- [What needs to be done]
Will you give every entry again exactly as it stands?

□ □ □ □ □ □ □

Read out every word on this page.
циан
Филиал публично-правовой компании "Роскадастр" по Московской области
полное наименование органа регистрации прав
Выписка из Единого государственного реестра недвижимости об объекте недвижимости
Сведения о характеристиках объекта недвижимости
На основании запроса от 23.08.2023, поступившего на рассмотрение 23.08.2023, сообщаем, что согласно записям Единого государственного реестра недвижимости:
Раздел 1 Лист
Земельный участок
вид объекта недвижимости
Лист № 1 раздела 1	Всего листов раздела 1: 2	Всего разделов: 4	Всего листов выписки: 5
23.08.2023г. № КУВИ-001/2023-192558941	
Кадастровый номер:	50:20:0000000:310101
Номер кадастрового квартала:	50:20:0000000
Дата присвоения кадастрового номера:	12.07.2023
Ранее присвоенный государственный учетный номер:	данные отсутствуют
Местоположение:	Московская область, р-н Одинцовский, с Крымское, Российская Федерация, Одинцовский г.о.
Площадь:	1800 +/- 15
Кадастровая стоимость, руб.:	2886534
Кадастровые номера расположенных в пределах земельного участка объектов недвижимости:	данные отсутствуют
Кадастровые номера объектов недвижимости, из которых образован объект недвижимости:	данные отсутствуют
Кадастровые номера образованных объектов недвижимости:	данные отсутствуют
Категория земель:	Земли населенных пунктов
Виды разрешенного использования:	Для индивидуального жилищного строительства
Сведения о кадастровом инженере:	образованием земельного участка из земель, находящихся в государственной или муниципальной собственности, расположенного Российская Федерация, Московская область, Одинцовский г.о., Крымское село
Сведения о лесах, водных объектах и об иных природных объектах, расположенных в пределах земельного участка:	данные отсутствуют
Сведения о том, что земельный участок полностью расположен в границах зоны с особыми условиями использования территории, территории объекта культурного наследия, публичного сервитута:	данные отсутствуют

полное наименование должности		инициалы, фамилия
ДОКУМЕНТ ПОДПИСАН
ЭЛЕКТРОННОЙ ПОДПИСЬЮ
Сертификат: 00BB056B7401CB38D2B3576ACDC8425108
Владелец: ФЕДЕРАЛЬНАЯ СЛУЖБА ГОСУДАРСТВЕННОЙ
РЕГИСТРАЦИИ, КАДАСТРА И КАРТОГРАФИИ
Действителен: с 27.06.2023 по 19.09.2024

□ □ □ □ □ □ □

- [In response]
Read out every word on this page.
циан
Филиал публично-правовой компании "Роскадастр" по Московской области
полное наименование органа регистрации прав
Выписка из Единого государственного реестра недвижимости об объекте недвижимости
Сведения о характеристиках объекта недвижимости
На основании запроса от 23.08.2023, поступившего на рассмотрение 23.08.2023, сообщаем, что согласно записям Единого государственного реестра недвижимости:
Раздел 1 Лист
Земельный участок
вид объекта недвижимости
Лист № 1 раздела 1	Всего листов раздела 1: 2	Всего разделов: 4	Всего листов выписки: 5
23.08.2023г. № КУВИ-001/2023-192558941	
Кадастровый номер:	50:20:0000000:310101
Номер кадастрового квартала:	50:20:0000000
Дата присвоения кадастрового номера:	12.07.2023
Ранее присвоенный государственный учетный номер:	данные отсутствуют
Местоположение:	Московская область, р-н Одинцовский, с Крымское, Российская Федерация, Одинцовский г.о.
Площадь:	1800 +/- 15
Кадастровая стоимость, руб.:	2886534
Кадастровые номера расположенных в пределах земельного участка объектов недвижимости:	данные отсутствуют
Кадастровые номера объектов недвижимости, из которых образован объект недвижимости:	данные отсутствуют
Кадастровые номера образованных объектов недвижимости:	данные отсутствуют
Категория земель:	Земли населенных пунктов
Виды разрешенного использования:	Для индивидуального жилищного строительства
Сведения о кадастровом инженере:	образованием земельного участка из земель, находящихся в государственной или муниципальной собственности, расположенного Российская Федерация, Московская область, Одинцовский г.о., Крымское село
Сведения о лесах, водных объектах и об иных природных объектах, расположенных в пределах земельного участка:	данные отсутствуют
Сведения о том, что земельный участок полностью расположен в границах зоны с особыми условиями использования территории, территории объекта культурного наследия, публичного сервитута:	данные отсутствуют

полное наименование должности		инициалы, фамилия
ДОКУМЕНТ ПОДПИСАН
ЭЛЕКТРОННОЙ ПОДПИСЬЮ
Сертификат: 00BB056B7401CB38D2B3576ACDC8425108
Владелец: ФЕДЕРАЛЬНАЯ СЛУЖБА ГОСУДАРСТВЕННОЙ
РЕГИСТРАЦИИ, КАДАСТРА И КАРТОГРАФИИ
Действителен: с 27.06.2023 по 19.09.2024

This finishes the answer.